### PROVIDED ENTRIES

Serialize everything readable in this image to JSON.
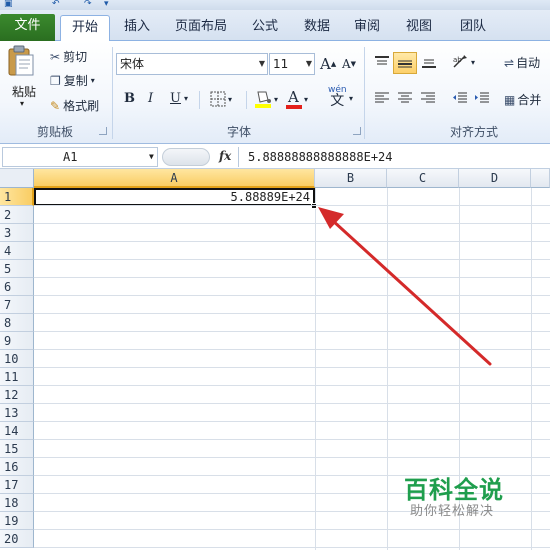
{
  "tabs": [
    {
      "label": "文件"
    },
    {
      "label": "开始"
    },
    {
      "label": "插入"
    },
    {
      "label": "页面布局"
    },
    {
      "label": "公式"
    },
    {
      "label": "数据"
    },
    {
      "label": "审阅"
    },
    {
      "label": "视图"
    },
    {
      "label": "团队"
    }
  ],
  "clipboard": {
    "paste": "粘贴",
    "cut": "剪切",
    "copy": "复制",
    "format_painter": "格式刷",
    "group": "剪贴板"
  },
  "font": {
    "name": "宋体",
    "size": "11",
    "group": "字体",
    "bold": "B",
    "italic": "I",
    "underline": "U",
    "grow": "A",
    "shrink": "A",
    "wen": "wén",
    "wen_char": "文"
  },
  "alignment": {
    "group": "对齐方式",
    "wrap": "自动",
    "merge": "合并"
  },
  "formula_bar": {
    "name_box": "A1",
    "fx": "fx",
    "value": "5.88888888888888E+24"
  },
  "columns": [
    "A",
    "B",
    "C",
    "D"
  ],
  "rows": [
    "1",
    "2",
    "3",
    "4",
    "5",
    "6",
    "7",
    "8",
    "9",
    "10",
    "11",
    "12",
    "13",
    "14",
    "15",
    "16",
    "17",
    "18",
    "19",
    "20"
  ],
  "cell_a1": "5.88889E+24",
  "watermark": {
    "title": "百科全说",
    "subtitle": "助你轻松解决"
  },
  "colors": {
    "accent": "#1f9e4d",
    "arrow": "#d42a2a",
    "selection": "#f9cd64"
  }
}
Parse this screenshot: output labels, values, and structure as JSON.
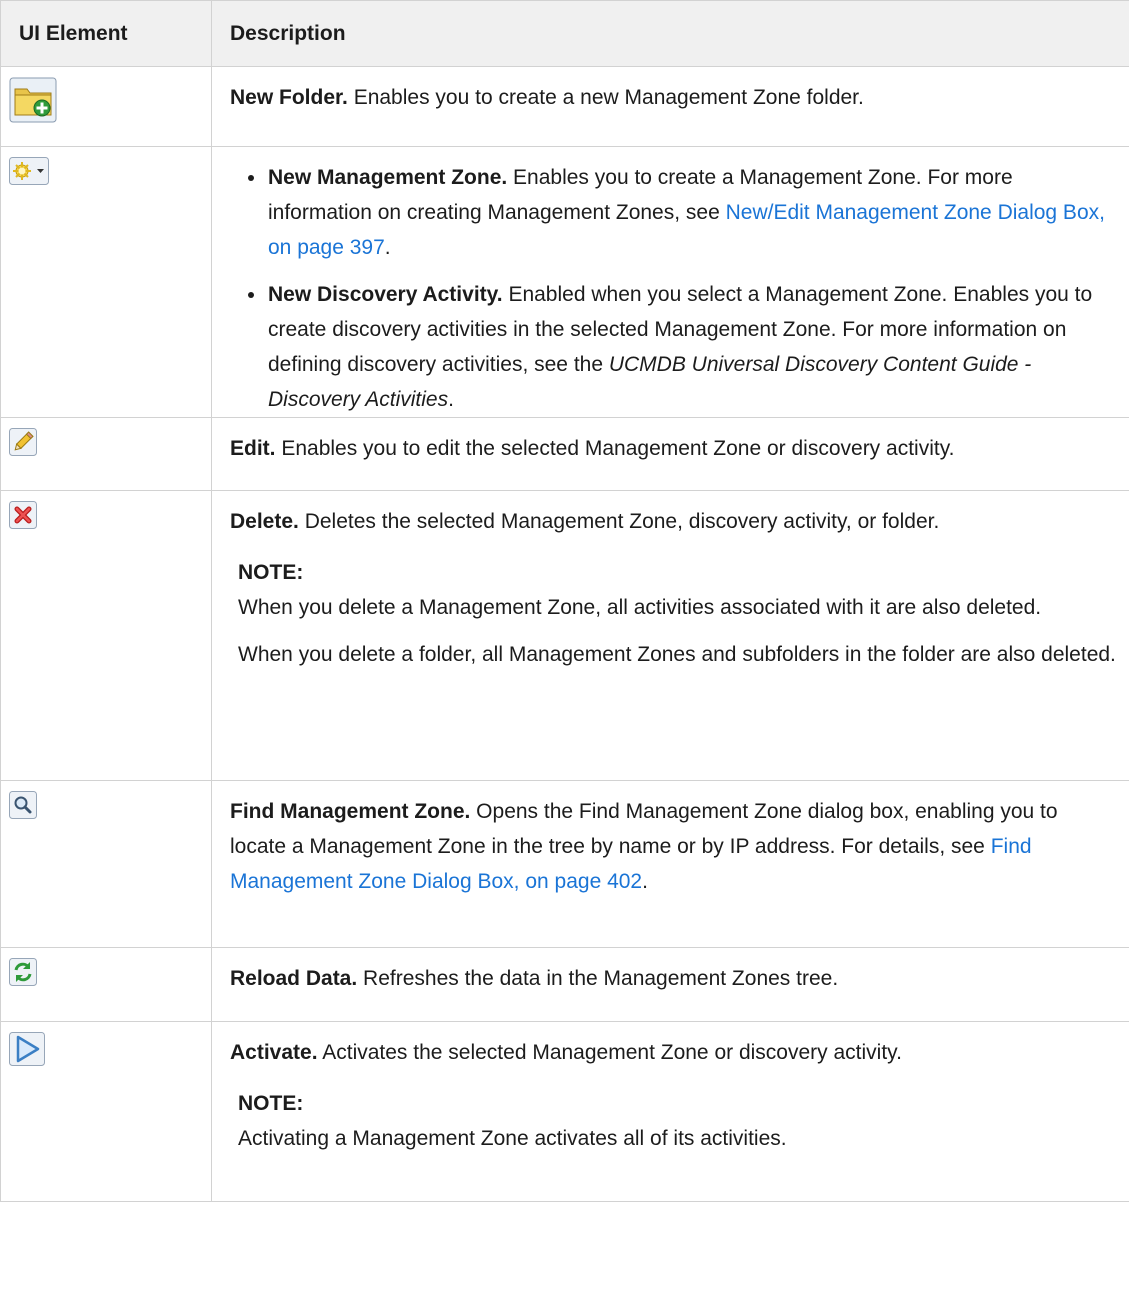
{
  "table": {
    "headers": [
      "UI Element",
      "Description"
    ],
    "rows": [
      {
        "icon": "new-folder-icon",
        "title": "New Folder.",
        "text": " Enables you to create a new Management Zone folder."
      },
      {
        "icon": "new-star-dropdown-icon",
        "bullets": [
          {
            "title": "New Management Zone.",
            "text": " Enables you to create a Management Zone. For more information on creating Management Zones, see ",
            "link": "New/Edit Management Zone Dialog Box, on page 397",
            "after": "."
          },
          {
            "title": "New Discovery Activity.",
            "text": " Enabled when you select a Management Zone. Enables you to create discovery activities in the selected Management Zone. For more information on defining discovery activities, see the ",
            "italic": "UCMDB Universal Discovery Content Guide - Discovery Activities",
            "after": "."
          }
        ]
      },
      {
        "icon": "pencil-edit-icon",
        "title": "Edit.",
        "text": " Enables you to edit the selected Management Zone or discovery activity."
      },
      {
        "icon": "delete-x-icon",
        "title": "Delete.",
        "text": " Deletes the selected Management Zone, discovery activity, or folder.",
        "note_label": "NOTE:",
        "note_lines": [
          "When you delete a Management Zone, all activities associated with it are also deleted.",
          "When you delete a folder, all Management Zones and subfolders in the folder are also deleted."
        ]
      },
      {
        "icon": "magnifier-find-icon",
        "title": "Find Management Zone.",
        "text": " Opens the Find Management Zone dialog box, enabling you to locate a Management Zone in the tree by name or by IP address. For details, see ",
        "link": "Find Management Zone Dialog Box, on page 402",
        "after": "."
      },
      {
        "icon": "reload-refresh-icon",
        "title": "Reload Data.",
        "text": " Refreshes the data in the Management Zones tree."
      },
      {
        "icon": "play-activate-icon",
        "title": "Activate.",
        "text": " Activates the selected Management Zone or discovery activity.",
        "note_label": "NOTE:",
        "note_lines": [
          "Activating a Management Zone activates all of its activities."
        ]
      }
    ]
  },
  "colors": {
    "link": "#1a74d6",
    "header_bg": "#f0f0f0",
    "border": "#d2d2d2"
  }
}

### REQUIRED TASK
For the string "information", count the lines of the entries above that include it; answer with the number only.

### TASK OUTPUT
2